━━ Data to process ━━

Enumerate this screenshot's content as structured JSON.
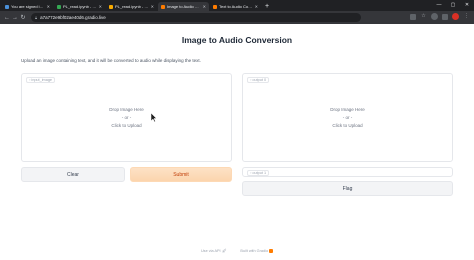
{
  "browser": {
    "tabs": [
      {
        "title": "You are signed in as 22msc...",
        "color": "#4a90d9",
        "active": false
      },
      {
        "title": "PL_read.ipynb - Google Dri...",
        "color": "#34a853",
        "active": false
      },
      {
        "title": "PL_read.ipynb - Colaborato...",
        "color": "#f9ab00",
        "active": false
      },
      {
        "title": "Image to Audio Conversion",
        "color": "#ff7c00",
        "active": true
      },
      {
        "title": "Text to Audio Conversion",
        "color": "#ff7c00",
        "active": false
      }
    ],
    "new_tab": "+",
    "url": "a7a772e9bf02ae40d6.gradio.live",
    "min": "—",
    "max": "▢",
    "close": "✕"
  },
  "app": {
    "title": "Image to Audio Conversion",
    "description": "Upload an image containing text, and it will be converted to audio while displaying the text.",
    "input_label": "input_image",
    "drop_text": "Drop Image Here",
    "or_text": "- or -",
    "click_text": "Click to Upload",
    "clear_label": "Clear",
    "submit_label": "Submit",
    "output0_label": "output 0",
    "output1_label": "output 1",
    "flag_label": "Flag"
  },
  "footer": {
    "api": "Use via API",
    "built": "Built with Gradio"
  }
}
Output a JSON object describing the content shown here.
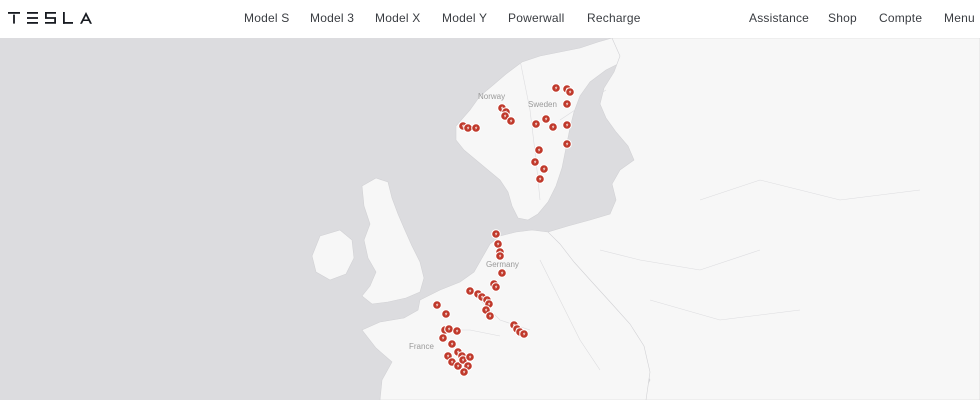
{
  "brand": {
    "name": "Tesla"
  },
  "nav": {
    "primary": [
      "Model S",
      "Model 3",
      "Model X",
      "Model Y",
      "Powerwall",
      "Recharge"
    ],
    "secondary": [
      "Assistance",
      "Shop",
      "Compte",
      "Menu"
    ]
  },
  "map": {
    "labels": {
      "norway": "Norway",
      "sweden": "Sweden",
      "germany": "Germany",
      "france": "France"
    },
    "colors": {
      "water": "#dcdcdf",
      "land": "#f7f7f7",
      "border": "#cfcfd2",
      "pin": "#c0392b"
    },
    "pin_icon": "charging-station-pin"
  }
}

━━━

◆ **Stated problem**: Return every line from the records above that holds the word "Upload".

◆ **Answer to this task**:
    "description": "Upload an image containing text, and it will be converted to audio while displaying the text.",
    "click_text": "Click to Upload",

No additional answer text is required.